## EXERCISE BRIEF
Emit the entire listing verbatim.

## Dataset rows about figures
━━━━━━

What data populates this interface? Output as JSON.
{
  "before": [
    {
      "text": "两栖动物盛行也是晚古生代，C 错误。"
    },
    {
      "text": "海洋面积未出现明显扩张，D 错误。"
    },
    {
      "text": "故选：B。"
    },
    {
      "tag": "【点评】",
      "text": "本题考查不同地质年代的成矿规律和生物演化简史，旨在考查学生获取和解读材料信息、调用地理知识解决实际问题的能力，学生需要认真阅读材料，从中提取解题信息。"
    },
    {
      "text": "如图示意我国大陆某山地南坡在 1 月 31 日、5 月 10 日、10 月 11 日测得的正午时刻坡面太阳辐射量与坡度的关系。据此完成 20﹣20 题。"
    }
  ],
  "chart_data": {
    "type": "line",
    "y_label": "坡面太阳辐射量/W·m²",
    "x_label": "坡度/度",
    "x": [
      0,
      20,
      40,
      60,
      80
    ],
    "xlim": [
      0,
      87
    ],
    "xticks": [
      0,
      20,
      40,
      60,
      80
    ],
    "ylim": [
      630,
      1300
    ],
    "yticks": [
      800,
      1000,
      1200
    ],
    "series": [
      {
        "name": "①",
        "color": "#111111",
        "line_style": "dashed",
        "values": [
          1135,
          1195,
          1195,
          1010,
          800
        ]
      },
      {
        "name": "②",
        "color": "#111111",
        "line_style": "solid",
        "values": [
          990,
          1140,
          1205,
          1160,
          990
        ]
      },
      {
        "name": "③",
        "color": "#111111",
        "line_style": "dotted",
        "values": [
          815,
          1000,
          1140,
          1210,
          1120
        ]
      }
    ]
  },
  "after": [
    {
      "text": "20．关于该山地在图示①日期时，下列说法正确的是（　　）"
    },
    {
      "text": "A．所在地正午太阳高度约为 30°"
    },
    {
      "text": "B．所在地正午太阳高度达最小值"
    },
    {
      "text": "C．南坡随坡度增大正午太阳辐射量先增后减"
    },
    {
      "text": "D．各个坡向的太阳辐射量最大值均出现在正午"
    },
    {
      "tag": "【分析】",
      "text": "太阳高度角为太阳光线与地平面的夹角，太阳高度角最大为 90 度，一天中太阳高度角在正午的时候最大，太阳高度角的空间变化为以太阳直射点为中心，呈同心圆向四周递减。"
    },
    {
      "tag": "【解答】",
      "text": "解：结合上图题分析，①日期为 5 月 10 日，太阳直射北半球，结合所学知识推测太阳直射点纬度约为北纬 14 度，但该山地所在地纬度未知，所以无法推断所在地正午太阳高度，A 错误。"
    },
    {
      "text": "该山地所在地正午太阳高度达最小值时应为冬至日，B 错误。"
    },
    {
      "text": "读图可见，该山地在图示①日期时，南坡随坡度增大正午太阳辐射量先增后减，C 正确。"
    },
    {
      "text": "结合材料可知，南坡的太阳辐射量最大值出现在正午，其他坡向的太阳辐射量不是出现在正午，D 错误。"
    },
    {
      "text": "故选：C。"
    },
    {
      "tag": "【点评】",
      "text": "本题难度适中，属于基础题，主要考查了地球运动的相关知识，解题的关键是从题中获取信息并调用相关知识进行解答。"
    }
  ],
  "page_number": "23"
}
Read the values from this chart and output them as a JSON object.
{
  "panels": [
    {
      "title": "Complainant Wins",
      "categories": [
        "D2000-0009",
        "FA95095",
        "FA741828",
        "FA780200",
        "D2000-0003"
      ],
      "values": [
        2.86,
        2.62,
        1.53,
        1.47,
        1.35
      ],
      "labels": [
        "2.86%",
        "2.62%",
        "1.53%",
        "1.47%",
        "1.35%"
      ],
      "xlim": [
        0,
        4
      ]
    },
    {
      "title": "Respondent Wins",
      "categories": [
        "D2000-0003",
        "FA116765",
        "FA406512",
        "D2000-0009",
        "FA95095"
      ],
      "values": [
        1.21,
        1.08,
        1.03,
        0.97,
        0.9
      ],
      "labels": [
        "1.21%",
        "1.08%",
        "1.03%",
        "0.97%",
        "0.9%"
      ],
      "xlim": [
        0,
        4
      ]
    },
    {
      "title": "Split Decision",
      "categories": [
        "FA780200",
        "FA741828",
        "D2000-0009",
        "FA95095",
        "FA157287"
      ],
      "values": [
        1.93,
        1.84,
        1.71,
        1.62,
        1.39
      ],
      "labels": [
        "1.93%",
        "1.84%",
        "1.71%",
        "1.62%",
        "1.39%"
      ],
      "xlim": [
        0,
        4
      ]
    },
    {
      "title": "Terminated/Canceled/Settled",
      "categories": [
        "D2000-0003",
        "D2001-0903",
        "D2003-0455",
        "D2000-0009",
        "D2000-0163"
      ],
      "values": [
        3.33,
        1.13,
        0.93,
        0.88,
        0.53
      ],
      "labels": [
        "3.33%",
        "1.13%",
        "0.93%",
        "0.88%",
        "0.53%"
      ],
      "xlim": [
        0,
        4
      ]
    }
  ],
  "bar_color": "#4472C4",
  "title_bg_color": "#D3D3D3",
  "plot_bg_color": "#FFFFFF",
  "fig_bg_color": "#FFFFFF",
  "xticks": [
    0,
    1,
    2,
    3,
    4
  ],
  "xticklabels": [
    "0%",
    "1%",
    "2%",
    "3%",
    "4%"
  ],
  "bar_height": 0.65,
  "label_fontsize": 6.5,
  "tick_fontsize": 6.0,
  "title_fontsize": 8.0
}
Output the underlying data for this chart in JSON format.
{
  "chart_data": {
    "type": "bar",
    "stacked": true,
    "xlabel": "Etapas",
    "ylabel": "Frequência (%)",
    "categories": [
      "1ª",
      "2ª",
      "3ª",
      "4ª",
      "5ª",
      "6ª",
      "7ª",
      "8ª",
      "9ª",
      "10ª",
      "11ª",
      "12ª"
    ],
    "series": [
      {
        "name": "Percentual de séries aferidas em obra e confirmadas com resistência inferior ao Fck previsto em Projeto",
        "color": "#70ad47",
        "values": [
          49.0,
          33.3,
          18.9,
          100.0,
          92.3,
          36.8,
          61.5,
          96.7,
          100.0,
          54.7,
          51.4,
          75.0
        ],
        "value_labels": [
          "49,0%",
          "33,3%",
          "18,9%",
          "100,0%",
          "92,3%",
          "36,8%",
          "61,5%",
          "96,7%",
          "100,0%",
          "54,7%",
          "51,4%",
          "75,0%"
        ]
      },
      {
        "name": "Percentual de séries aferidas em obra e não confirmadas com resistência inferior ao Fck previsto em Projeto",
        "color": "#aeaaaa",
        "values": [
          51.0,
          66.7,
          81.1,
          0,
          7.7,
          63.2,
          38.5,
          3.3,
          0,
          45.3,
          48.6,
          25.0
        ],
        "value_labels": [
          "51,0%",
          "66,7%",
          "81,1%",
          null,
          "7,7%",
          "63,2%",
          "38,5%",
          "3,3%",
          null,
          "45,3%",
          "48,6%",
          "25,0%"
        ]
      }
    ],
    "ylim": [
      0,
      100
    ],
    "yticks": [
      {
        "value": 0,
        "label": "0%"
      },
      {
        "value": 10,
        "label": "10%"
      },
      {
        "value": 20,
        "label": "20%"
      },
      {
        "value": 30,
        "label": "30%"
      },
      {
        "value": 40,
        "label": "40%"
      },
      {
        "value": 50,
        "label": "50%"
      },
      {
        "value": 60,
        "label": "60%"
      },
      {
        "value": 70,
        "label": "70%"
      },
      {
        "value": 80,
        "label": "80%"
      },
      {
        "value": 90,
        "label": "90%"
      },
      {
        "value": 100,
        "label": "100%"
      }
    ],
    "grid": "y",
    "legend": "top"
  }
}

━━━━━━

## SOLVED PROBLEM
What data populates this interface? Output as JSON.
{
  "before": [
    {
      "text": "两栖动物盛行也是晚古生代，C 错误。"
    },
    {
      "text": "海洋面积未出现明显扩张，D 错误。"
    },
    {
      "text": "故选：B。"
    },
    {
      "tag": "【点评】",
      "text": "本题考查不同地质年代的成矿规律和生物演化简史，旨在考查学生获取和解读材料信息、调用地理知识解决实际问题的能力，学生需要认真阅读材料，从中提取解题信息。"
    },
    {
      "text": "如图示意我国大陆某山地南坡在 1 月 31 日、5 月 10 日、10 月 11 日测得的正午时刻坡面太阳辐射量与坡度的关系。据此完成 20﹣20 题。"
    }
  ],
  "chart_data": {
    "type": "line",
    "y_label": "坡面太阳辐射量/W·m²",
    "x_label": "坡度/度",
    "x": [
      0,
      20,
      40,
      60,
      80
    ],
    "xlim": [
      0,
      87
    ],
    "xticks": [
      0,
      20,
      40,
      60,
      80
    ],
    "ylim": [
      630,
      1300
    ],
    "yticks": [
      800,
      1000,
      1200
    ],
    "series": [
      {
        "name": "①",
        "color": "#111111",
        "line_style": "dashed",
        "values": [
          1135,
          1195,
          1195,
          1010,
          800
        ]
      },
      {
        "name": "②",
        "color": "#111111",
        "line_style": "solid",
        "values": [
          990,
          1140,
          1205,
          1160,
          990
        ]
      },
      {
        "name": "③",
        "color": "#111111",
        "line_style": "dotted",
        "values": [
          815,
          1000,
          1140,
          1210,
          1120
        ]
      }
    ]
  },
  "after": [
    {
      "text": "20．关于该山地在图示①日期时，下列说法正确的是（　　）"
    },
    {
      "text": "A．所在地正午太阳高度约为 30°"
    },
    {
      "text": "B．所在地正午太阳高度达最小值"
    },
    {
      "text": "C．南坡随坡度增大正午太阳辐射量先增后减"
    },
    {
      "text": "D．各个坡向的太阳辐射量最大值均出现在正午"
    },
    {
      "tag": "【分析】",
      "text": "太阳高度角为太阳光线与地平面的夹角，太阳高度角最大为 90 度，一天中太阳高度角在正午的时候最大，太阳高度角的空间变化为以太阳直射点为中心，呈同心圆向四周递减。"
    },
    {
      "tag": "【解答】",
      "text": "解：结合上图题分析，①日期为 5 月 10 日，太阳直射北半球，结合所学知识推测太阳直射点纬度约为北纬 14 度，但该山地所在地纬度未知，所以无法推断所在地正午太阳高度，A 错误。"
    },
    {
      "text": "该山地所在地正午太阳高度达最小值时应为冬至日，B 错误。"
    },
    {
      "text": "读图可见，该山地在图示①日期时，南坡随坡度增大正午太阳辐射量先增后减，C 正确。"
    },
    {
      "text": "结合材料可知，南坡的太阳辐射量最大值出现在正午，其他坡向的太阳辐射量不是出现在正午，D 错误。"
    },
    {
      "text": "故选：C。"
    },
    {
      "tag": "【点评】",
      "text": "本题难度适中，属于基础题，主要考查了地球运动的相关知识，解题的关键是从题中获取信息并调用相关知识进行解答。"
    }
  ],
  "page_number": "23"
}
Read the values from this chart and output them as a JSON object.
{
  "panels": [
    {
      "title": "Complainant Wins",
      "categories": [
        "D2000-0009",
        "FA95095",
        "FA741828",
        "FA780200",
        "D2000-0003"
      ],
      "values": [
        2.86,
        2.62,
        1.53,
        1.47,
        1.35
      ],
      "labels": [
        "2.86%",
        "2.62%",
        "1.53%",
        "1.47%",
        "1.35%"
      ],
      "xlim": [
        0,
        4
      ]
    },
    {
      "title": "Respondent Wins",
      "categories": [
        "D2000-0003",
        "FA116765",
        "FA406512",
        "D2000-0009",
        "FA95095"
      ],
      "values": [
        1.21,
        1.08,
        1.03,
        0.97,
        0.9
      ],
      "labels": [
        "1.21%",
        "1.08%",
        "1.03%",
        "0.97%",
        "0.9%"
      ],
      "xlim": [
        0,
        4
      ]
    },
    {
      "title": "Split Decision",
      "categories": [
        "FA780200",
        "FA741828",
        "D2000-0009",
        "FA95095",
        "FA157287"
      ],
      "values": [
        1.93,
        1.84,
        1.71,
        1.62,
        1.39
      ],
      "labels": [
        "1.93%",
        "1.84%",
        "1.71%",
        "1.62%",
        "1.39%"
      ],
      "xlim": [
        0,
        4
      ]
    },
    {
      "title": "Terminated/Canceled/Settled",
      "categories": [
        "D2000-0003",
        "D2001-0903",
        "D2003-0455",
        "D2000-0009",
        "D2000-0163"
      ],
      "values": [
        3.33,
        1.13,
        0.93,
        0.88,
        0.53
      ],
      "labels": [
        "3.33%",
        "1.13%",
        "0.93%",
        "0.88%",
        "0.53%"
      ],
      "xlim": [
        0,
        4
      ]
    }
  ],
  "bar_color": "#4472C4",
  "title_bg_color": "#D3D3D3",
  "plot_bg_color": "#FFFFFF",
  "fig_bg_color": "#FFFFFF",
  "xticks": [
    0,
    1,
    2,
    3,
    4
  ],
  "xticklabels": [
    "0%",
    "1%",
    "2%",
    "3%",
    "4%"
  ],
  "bar_height": 0.65,
  "label_fontsize": 6.5,
  "tick_fontsize": 6.0,
  "title_fontsize": 8.0
}
Output the underlying data for this chart in JSON format.
{
  "chart_data": {
    "type": "bar",
    "stacked": true,
    "xlabel": "Etapas",
    "ylabel": "Frequência (%)",
    "categories": [
      "1ª",
      "2ª",
      "3ª",
      "4ª",
      "5ª",
      "6ª",
      "7ª",
      "8ª",
      "9ª",
      "10ª",
      "11ª",
      "12ª"
    ],
    "series": [
      {
        "name": "Percentual de séries aferidas em obra e confirmadas com resistência inferior ao Fck previsto em Projeto",
        "color": "#70ad47",
        "values": [
          49.0,
          33.3,
          18.9,
          100.0,
          92.3,
          36.8,
          61.5,
          96.7,
          100.0,
          54.7,
          51.4,
          75.0
        ],
        "value_labels": [
          "49,0%",
          "33,3%",
          "18,9%",
          "100,0%",
          "92,3%",
          "36,8%",
          "61,5%",
          "96,7%",
          "100,0%",
          "54,7%",
          "51,4%",
          "75,0%"
        ]
      },
      {
        "name": "Percentual de séries aferidas em obra e não confirmadas com resistência inferior ao Fck previsto em Projeto",
        "color": "#aeaaaa",
        "values": [
          51.0,
          66.7,
          81.1,
          0,
          7.7,
          63.2,
          38.5,
          3.3,
          0,
          45.3,
          48.6,
          25.0
        ],
        "value_labels": [
          "51,0%",
          "66,7%",
          "81,1%",
          null,
          "7,7%",
          "63,2%",
          "38,5%",
          "3,3%",
          null,
          "45,3%",
          "48,6%",
          "25,0%"
        ]
      }
    ],
    "ylim": [
      0,
      100
    ],
    "yticks": [
      {
        "value": 0,
        "label": "0%"
      },
      {
        "value": 10,
        "label": "10%"
      },
      {
        "value": 20,
        "label": "20%"
      },
      {
        "value": 30,
        "label": "30%"
      },
      {
        "value": 40,
        "label": "40%"
      },
      {
        "value": 50,
        "label": "50%"
      },
      {
        "value": 60,
        "label": "60%"
      },
      {
        "value": 70,
        "label": "70%"
      },
      {
        "value": 80,
        "label": "80%"
      },
      {
        "value": 90,
        "label": "90%"
      },
      {
        "value": 100,
        "label": "100%"
      }
    ],
    "grid": "y",
    "legend": "top"
  }
}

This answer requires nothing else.